Collected data:

:::::

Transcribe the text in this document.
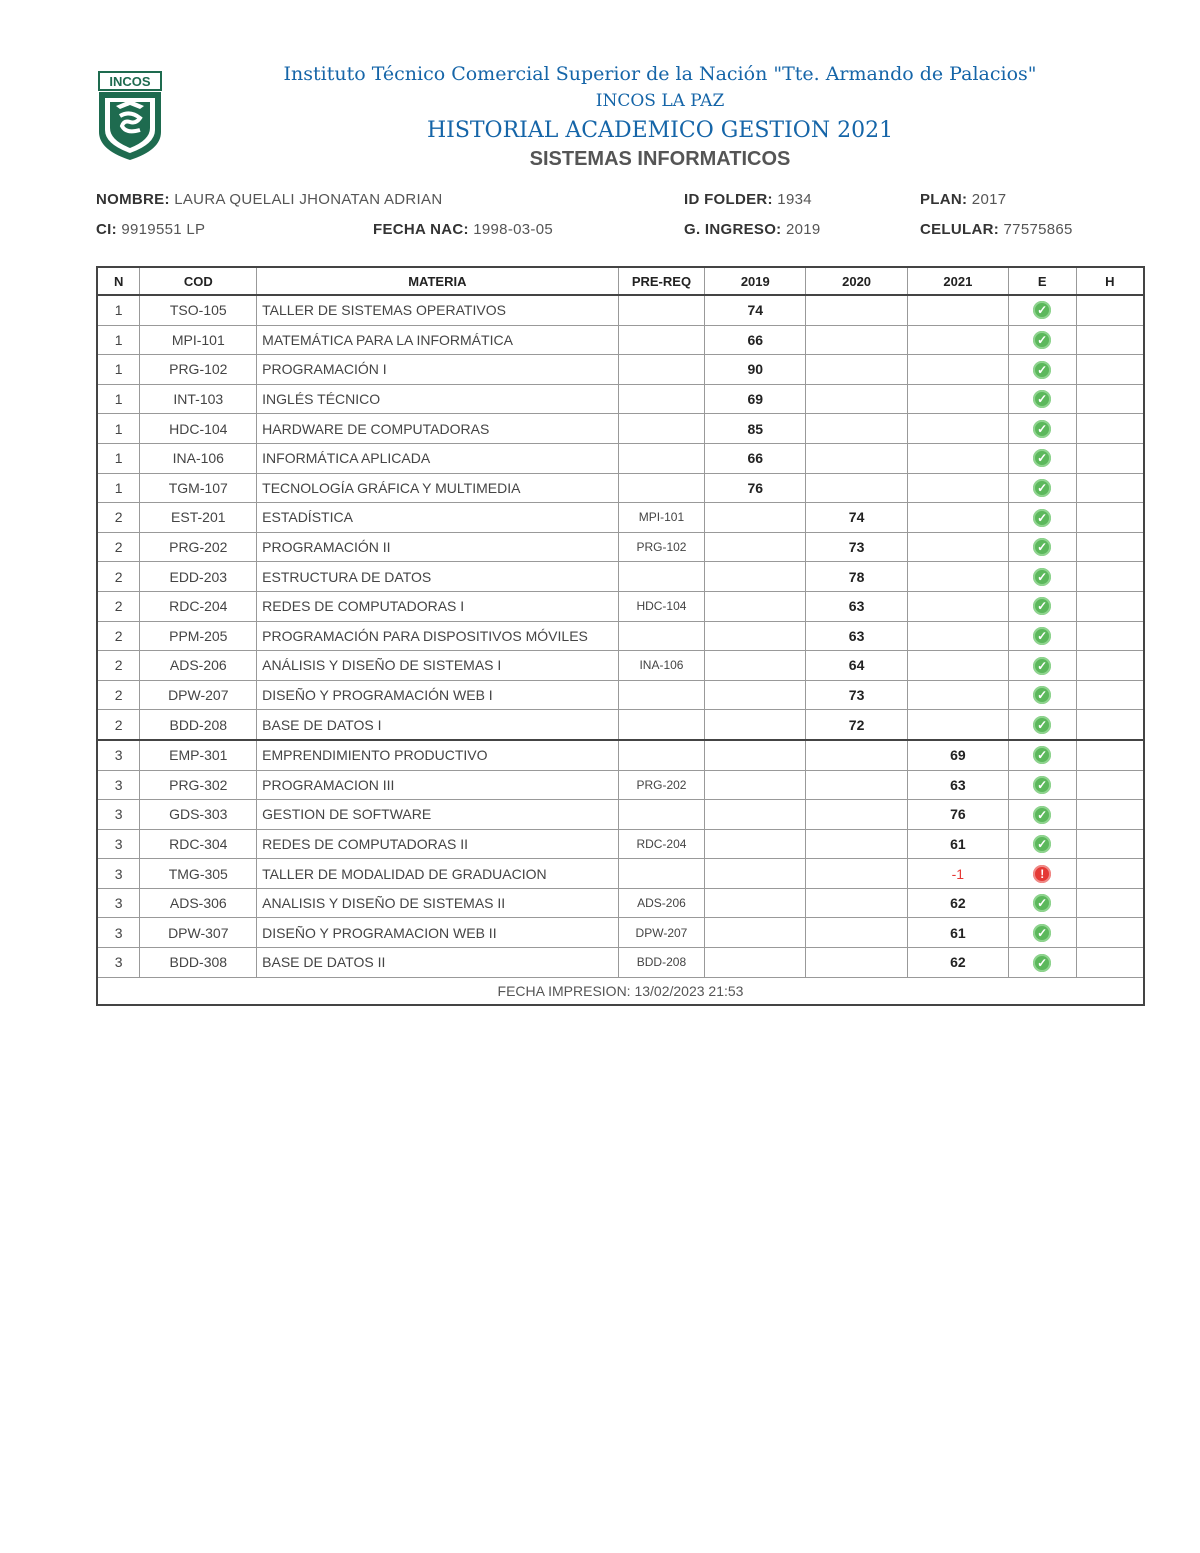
INCOS	Instituto Técnico Comercial Superior de la Nación "Tte. Armando de Palacios"
INCOS LA PAZ
HISTORIAL ACADEMICO GESTION 2021
SISTEMAS INFORMATICOS
NOMBRE: LAURA QUELALI JHONATAN ADRIAN	ID FOLDER: 1934	PLAN: 2017
CI: 9919551 LP	FECHA NAC: 1998-03-05	G. INGRESO: 2019	CELULAR: 77575865
N	COD	MATERIA	PRE-REQ	2019	2020	2021	E	H
1	TSO-105	TALLER DE SISTEMAS OPERATIVOS		74			✓	
1	MPI-101	MATEMÁTICA PARA LA INFORMÁTICA		66			✓	
1	PRG-102	PROGRAMACIÓN I		90			✓	
1	INT-103	INGLÉS TÉCNICO		69			✓	
1	HDC-104	HARDWARE DE COMPUTADORAS		85			✓	
1	INA-106	INFORMÁTICA APLICADA		66			✓	
1	TGM-107	TECNOLOGÍA GRÁFICA Y MULTIMEDIA		76			✓	
2	EST-201	ESTADÍSTICA	MPI-101		74		✓	
2	PRG-202	PROGRAMACIÓN II	PRG-102		73		✓	
2	EDD-203	ESTRUCTURA DE DATOS			78		✓	
2	RDC-204	REDES DE COMPUTADORAS I	HDC-104		63		✓	
2	PPM-205	PROGRAMACIÓN PARA DISPOSITIVOS MÓVILES			63		✓	
2	ADS-206	ANÁLISIS Y DISEÑO DE SISTEMAS I	INA-106		64		✓	
2	DPW-207	DISEÑO Y PROGRAMACIÓN WEB I			73		✓	
2	BDD-208	BASE DE DATOS I			72		✓	
3	EMP-301	EMPRENDIMIENTO PRODUCTIVO				69	✓	
3	PRG-302	PROGRAMACION III	PRG-202			63	✓	
3	GDS-303	GESTION DE SOFTWARE				76	✓	
3	RDC-304	REDES DE COMPUTADORAS II	RDC-204			61	✓	
3	TMG-305	TALLER DE MODALIDAD DE GRADUACION				-1	!	
3	ADS-306	ANALISIS Y DISEÑO DE SISTEMAS II	ADS-206			62	✓	
3	DPW-307	DISEÑO Y PROGRAMACION WEB II	DPW-207			61	✓	
3	BDD-308	BASE DE DATOS II	BDD-208			62	✓	
FECHA IMPRESION: 13/02/2023 21:53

:::::

WHAT TO DO:
Give the number of lines in the material above that have the word "INFORMÁTICA" in them, and nothing more.

THE REPLY:
2